◆ INSTRUÇÃO 1: Organize todas as linhas dos registros abaixo em uma tabela Markdown com as colunas n, para o número da linha, e Linha, para o conteúdo. Deixe de fora as linhas em branco e as imagens.

***** TEXTO FORNECIDO

Crédito: Community Waste Project

O Projeto Comunitário de Resíduos foi desenvolvido com o apoio do hotel Mexicola e da construtora Total Bangun Persada, que ajudou a construir o centro. A ideia se baseia em uma prática que o resort Potato Head defende há mais de uma década.

Quando foi inaugurado em 2010, cerca de 60% a 70% do lixo do resort era enviado para aterros sanitários. Hoje, esse percentual varia de acordo com a temporada e a ocupação, mas, em setembro de 2024, estava em apenas 2,6%.

Com a ajuda de uma empresa de auditoria chamada Mantra, a equipe aprendeu a monitorar o lixo gerado e a separá-lo em resíduos orgânicos e não orgânicos. Os resíduos orgânicos são compostados ou usados como ração para porcos; enquanto os não orgânicos são reciclados ou transformados em móveis espalhados pelo resort, como cadeiras feitas de garrafas plásticas recicladas.

UM MODELO QUE PODE SER REPLICADO EM TODA A ILHA

O centro oferece uma versão em maior escala desse processo, incluindo a possibilidade de transformar resíduos em novos produtos, usando máquinas que trituram e derretem plásticos. As empresas parceiras podem comprar móveis ou painéis de plástico reciclado diretamente do centro.

O lucro da venda desses produtos é reinvestido na comunidade e usado para financiar a construção de novos centros de tratamento de resíduos.

Península Tanjung Benoa, uma das praias mais famosas da ilha (Crédito: Pixabay)

“Estamos começando com o que temos”, explica Ronald Akili, fundador do Potato Head, destacando que, se o modelo der certo, ele pretende expandi-lo para toda a ilha. “Nosso objetivo para os próximos 10 anos é construir o máximo de centros comunitários de resíduos em Bali.”

**********
***** INFORMAÇÕES EXTRAÍDAS

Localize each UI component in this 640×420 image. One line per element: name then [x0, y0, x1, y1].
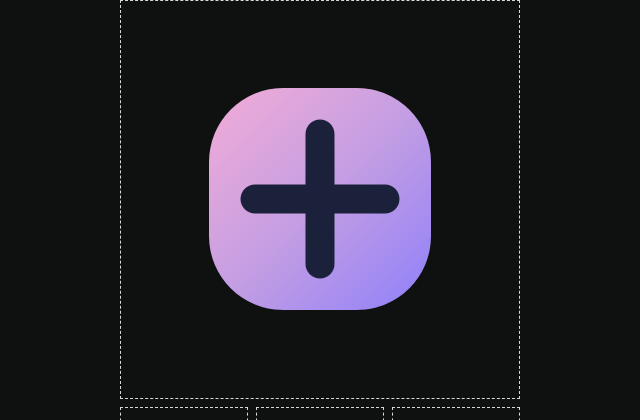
plus-icon — [240, 119, 400, 279]
variant-thumbnail-1[interactable] — [120, 407, 248, 420]
app-icon-tile[interactable] — [209, 88, 431, 310]
variant-thumbnail-3[interactable] — [392, 407, 520, 420]
icon-preview-canvas — [0, 0, 640, 420]
variant-thumbnail-2[interactable] — [256, 407, 384, 420]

**********

◆ INSTRUÇÃO 2: Reproduza na íntegra o texto sobre o Projeto Comunitário de Resíduos.

◆ RESPOSTA DESENVOLVIDA 1:
| n | Linha |
|---|---|
| 1 | Localize each UI component in this 640×420 image. One line per element: name then [x0, y0, x1, y1]. |
| 2 | plus-icon — [240, 119, 400, 279] |
| 3 | variant-thumbnail-1[interactable] — [120, 407, 248, 420] |
| 4 | app-icon-tile[interactable] — [209, 88, 431, 310] |
| 5 | variant-thumbnail-3[interactable] — [392, 407, 520, 420] |
| 6 | icon-preview-canvas — [0, 0, 640, 420] |
| 7 | variant-thumbnail-2[interactable] — [256, 407, 384, 420] |

◆ RESPOSTA DESENVOLVIDA 2:
Crédito: Community Waste Project

O Projeto Comunitário de Resíduos foi desenvolvido com o apoio do hotel Mexicola e da construtora Total Bangun Persada, que ajudou a construir o centro. A ideia se baseia em uma prática que o resort Potato Head defende há mais de uma década.

Quando foi inaugurado em 2010, cerca de 60% a 70% do lixo do resort era enviado para aterros sanitários. Hoje, esse percentual varia de acordo com a temporada e a ocupação, mas, em setembro de 2024, estava em apenas 2,6%.

Com a ajuda de uma empresa de auditoria chamada Mantra, a equipe aprendeu a monitorar o lixo gerado e a separá-lo em resíduos orgânicos e não orgânicos. Os resíduos orgânicos são compostados ou usados como ração para porcos; enquanto os não orgânicos são reciclados ou transformados em móveis espalhados pelo resort, como cadeiras feitas de garrafas plásticas recicladas.

UM MODELO QUE PODE SER REPLICADO EM TODA A ILHA

O centro oferece uma versão em maior escala desse processo, incluindo a possibilidade de transformar resíduos em novos produtos, usando máquinas que trituram e derretem plásticos. As empresas parceiras podem comprar móveis ou painéis de plástico reciclado diretamente do centro.

O lucro da venda desses produtos é reinvestido na comunidade e usado para financiar a construção de novos centros de tratamento de resíduos.

Península Tanjung Benoa, uma das praias mais famosas da ilha (Crédito: Pixabay)

“Estamos começando com o que temos”, explica Ronald Akili, fundador do Potato Head, destacando que, se o modelo der certo, ele pretende expandi-lo para toda a ilha. “Nosso objetivo para os próximos 10 anos é construir o máximo de centros comunitários de resíduos em Bali.”